# [What to work on]
Locate every line in the material below that has the word "ylabel". Copy each of those lines.

++++ Listed entries ++++

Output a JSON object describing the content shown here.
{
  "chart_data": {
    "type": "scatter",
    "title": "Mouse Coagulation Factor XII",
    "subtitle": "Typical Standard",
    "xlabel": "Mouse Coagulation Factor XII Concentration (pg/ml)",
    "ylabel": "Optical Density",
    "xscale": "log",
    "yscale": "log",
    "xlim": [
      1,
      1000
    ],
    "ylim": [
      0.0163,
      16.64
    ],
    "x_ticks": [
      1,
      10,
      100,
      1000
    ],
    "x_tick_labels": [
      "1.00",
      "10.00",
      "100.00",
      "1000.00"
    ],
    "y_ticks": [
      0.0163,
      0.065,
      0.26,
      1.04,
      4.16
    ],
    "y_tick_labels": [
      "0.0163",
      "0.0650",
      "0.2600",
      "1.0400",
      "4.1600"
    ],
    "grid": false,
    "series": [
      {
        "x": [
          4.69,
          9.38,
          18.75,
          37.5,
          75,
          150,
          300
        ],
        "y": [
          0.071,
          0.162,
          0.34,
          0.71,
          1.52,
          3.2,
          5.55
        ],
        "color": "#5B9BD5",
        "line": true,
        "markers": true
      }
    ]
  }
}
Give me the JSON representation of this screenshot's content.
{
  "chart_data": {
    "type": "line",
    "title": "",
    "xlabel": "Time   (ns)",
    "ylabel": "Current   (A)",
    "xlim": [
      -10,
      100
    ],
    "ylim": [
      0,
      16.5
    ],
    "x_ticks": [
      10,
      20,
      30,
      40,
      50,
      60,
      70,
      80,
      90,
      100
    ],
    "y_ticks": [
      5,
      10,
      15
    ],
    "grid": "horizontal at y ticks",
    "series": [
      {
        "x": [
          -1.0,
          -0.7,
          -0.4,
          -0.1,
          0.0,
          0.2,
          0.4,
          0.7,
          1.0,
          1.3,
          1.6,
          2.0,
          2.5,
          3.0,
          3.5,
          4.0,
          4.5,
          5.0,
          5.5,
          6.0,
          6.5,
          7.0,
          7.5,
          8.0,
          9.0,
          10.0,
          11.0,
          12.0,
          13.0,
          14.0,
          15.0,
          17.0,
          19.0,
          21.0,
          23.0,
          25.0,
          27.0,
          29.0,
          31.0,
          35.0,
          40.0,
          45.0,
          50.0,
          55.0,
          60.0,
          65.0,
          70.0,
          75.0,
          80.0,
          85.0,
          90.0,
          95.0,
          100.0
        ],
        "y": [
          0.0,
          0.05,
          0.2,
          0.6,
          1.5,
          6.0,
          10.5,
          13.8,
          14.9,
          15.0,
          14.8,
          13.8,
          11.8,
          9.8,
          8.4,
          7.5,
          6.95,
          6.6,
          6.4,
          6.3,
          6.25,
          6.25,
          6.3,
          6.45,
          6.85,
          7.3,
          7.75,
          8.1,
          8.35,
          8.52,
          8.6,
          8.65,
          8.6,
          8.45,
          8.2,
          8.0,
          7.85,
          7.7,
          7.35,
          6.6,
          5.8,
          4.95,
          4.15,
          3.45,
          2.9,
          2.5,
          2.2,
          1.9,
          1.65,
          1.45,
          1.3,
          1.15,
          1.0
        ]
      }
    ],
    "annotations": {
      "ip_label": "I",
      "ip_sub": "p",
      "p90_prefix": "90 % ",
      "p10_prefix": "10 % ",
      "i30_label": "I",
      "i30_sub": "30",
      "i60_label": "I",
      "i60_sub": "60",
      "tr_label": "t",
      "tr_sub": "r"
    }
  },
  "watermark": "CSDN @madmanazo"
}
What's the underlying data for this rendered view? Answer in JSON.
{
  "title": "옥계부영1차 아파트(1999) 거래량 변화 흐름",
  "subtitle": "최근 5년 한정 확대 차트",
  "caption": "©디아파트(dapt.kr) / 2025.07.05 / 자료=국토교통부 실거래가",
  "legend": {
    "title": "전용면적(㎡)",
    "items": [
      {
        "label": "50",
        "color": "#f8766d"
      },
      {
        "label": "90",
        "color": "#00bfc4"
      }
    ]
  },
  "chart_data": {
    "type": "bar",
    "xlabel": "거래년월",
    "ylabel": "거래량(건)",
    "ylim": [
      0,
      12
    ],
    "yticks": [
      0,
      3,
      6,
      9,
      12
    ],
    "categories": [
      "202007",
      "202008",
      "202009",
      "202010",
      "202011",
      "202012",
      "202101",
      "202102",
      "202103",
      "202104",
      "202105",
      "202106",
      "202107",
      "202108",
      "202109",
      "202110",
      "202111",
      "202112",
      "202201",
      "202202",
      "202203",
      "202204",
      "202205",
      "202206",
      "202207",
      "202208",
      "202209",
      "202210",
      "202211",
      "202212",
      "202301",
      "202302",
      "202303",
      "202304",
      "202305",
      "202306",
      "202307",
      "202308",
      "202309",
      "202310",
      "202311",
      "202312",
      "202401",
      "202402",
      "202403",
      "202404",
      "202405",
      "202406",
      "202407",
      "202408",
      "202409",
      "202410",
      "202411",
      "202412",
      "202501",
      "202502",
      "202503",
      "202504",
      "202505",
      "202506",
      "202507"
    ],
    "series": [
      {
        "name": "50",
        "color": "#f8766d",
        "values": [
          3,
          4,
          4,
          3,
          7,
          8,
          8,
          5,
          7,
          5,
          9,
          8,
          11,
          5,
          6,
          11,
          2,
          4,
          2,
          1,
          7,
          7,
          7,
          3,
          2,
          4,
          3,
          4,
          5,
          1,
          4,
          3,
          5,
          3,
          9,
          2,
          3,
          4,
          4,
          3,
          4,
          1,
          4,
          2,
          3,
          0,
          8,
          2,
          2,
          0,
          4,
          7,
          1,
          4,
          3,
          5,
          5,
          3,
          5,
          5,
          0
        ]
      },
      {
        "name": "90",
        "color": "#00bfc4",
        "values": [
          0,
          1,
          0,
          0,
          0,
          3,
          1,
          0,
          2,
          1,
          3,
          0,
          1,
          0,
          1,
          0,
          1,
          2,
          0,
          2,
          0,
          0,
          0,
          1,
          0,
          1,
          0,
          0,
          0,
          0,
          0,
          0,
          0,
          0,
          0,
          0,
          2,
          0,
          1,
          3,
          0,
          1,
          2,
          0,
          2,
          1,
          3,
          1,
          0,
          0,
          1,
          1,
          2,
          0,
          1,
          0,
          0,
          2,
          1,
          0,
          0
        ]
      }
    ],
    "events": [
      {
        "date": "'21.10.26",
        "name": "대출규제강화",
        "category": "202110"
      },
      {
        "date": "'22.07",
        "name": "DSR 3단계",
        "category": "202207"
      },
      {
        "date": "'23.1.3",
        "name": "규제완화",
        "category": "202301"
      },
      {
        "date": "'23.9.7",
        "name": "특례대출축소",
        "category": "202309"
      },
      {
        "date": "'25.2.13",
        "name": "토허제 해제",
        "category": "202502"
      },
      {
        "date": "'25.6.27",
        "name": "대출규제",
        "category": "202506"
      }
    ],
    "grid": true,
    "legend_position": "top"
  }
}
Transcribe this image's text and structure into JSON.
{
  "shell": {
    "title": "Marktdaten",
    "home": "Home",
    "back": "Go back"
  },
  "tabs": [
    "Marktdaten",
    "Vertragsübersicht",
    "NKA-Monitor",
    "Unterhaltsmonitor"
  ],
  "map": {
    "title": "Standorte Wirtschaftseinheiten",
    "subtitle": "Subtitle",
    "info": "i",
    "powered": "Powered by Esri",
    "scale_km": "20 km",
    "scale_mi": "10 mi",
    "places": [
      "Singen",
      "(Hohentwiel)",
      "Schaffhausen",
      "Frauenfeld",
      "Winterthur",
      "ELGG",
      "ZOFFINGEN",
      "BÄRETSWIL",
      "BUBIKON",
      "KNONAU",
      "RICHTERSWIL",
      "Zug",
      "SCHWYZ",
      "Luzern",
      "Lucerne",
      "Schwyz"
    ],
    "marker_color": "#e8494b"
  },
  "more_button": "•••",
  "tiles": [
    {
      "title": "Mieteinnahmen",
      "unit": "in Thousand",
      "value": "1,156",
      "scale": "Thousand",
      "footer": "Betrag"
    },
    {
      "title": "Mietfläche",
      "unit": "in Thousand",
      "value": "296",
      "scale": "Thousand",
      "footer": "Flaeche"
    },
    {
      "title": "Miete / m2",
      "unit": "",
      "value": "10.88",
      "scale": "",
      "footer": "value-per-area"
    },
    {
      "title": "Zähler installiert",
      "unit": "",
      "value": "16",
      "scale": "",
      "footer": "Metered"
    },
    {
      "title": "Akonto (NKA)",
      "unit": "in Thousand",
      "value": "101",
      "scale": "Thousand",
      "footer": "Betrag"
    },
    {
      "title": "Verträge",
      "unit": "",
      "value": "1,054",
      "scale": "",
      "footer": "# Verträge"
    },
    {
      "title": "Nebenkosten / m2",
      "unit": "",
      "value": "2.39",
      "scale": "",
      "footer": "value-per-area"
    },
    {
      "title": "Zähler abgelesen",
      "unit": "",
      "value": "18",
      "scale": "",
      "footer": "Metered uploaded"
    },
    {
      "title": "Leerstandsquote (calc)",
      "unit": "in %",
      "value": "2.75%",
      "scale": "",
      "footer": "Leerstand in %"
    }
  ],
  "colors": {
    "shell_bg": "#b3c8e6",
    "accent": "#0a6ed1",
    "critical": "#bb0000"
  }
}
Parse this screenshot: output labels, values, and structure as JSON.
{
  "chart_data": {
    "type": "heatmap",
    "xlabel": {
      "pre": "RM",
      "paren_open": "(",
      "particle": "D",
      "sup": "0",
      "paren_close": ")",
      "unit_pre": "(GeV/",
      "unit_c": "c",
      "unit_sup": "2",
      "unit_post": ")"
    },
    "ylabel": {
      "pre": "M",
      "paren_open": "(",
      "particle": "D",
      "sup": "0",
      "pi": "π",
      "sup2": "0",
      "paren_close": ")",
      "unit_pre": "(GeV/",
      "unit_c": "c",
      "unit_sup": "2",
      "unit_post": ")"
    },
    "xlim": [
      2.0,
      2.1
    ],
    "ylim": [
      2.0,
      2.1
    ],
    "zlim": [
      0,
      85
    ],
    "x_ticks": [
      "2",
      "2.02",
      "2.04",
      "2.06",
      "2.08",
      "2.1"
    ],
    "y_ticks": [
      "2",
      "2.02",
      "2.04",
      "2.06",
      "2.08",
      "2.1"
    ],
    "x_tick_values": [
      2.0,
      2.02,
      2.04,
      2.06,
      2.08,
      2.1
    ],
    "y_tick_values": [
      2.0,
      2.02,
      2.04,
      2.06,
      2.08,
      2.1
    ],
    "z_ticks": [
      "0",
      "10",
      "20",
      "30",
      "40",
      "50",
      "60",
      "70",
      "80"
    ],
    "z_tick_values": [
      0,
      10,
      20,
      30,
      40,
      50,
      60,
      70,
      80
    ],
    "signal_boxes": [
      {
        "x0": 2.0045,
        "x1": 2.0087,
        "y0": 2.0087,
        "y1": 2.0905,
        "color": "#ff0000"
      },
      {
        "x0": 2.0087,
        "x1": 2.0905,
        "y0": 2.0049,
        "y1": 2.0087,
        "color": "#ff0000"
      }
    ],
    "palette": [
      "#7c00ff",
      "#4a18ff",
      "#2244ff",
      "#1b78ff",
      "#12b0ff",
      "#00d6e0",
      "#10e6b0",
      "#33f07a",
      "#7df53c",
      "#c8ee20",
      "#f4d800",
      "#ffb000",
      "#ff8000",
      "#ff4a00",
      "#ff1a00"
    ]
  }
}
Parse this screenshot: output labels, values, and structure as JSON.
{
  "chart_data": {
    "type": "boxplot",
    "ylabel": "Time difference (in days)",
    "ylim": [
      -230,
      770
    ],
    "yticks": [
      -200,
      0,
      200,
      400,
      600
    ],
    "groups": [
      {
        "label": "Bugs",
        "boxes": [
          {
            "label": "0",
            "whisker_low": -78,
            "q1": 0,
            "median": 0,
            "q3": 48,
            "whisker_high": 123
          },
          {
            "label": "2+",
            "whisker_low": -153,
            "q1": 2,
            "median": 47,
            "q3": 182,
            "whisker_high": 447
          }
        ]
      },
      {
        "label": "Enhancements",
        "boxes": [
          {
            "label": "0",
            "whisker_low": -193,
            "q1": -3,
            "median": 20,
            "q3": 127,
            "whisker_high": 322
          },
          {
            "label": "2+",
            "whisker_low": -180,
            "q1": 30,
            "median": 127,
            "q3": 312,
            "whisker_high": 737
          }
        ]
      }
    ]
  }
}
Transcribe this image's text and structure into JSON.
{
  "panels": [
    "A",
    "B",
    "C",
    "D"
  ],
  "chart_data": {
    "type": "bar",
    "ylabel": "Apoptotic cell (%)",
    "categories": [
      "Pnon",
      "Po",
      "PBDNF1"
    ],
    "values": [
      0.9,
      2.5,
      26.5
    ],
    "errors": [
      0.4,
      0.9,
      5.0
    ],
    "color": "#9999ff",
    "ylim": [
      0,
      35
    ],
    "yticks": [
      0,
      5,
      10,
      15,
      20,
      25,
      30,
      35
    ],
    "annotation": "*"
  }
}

++++

# [In response]
    "ylabel": "Optical Density",
    "ylabel": "Current   (A)",
    "ylabel": "거래량(건)",
    "ylabel": {
    "ylabel": "Time difference (in days)",
    "ylabel": "Apoptotic cell (%)",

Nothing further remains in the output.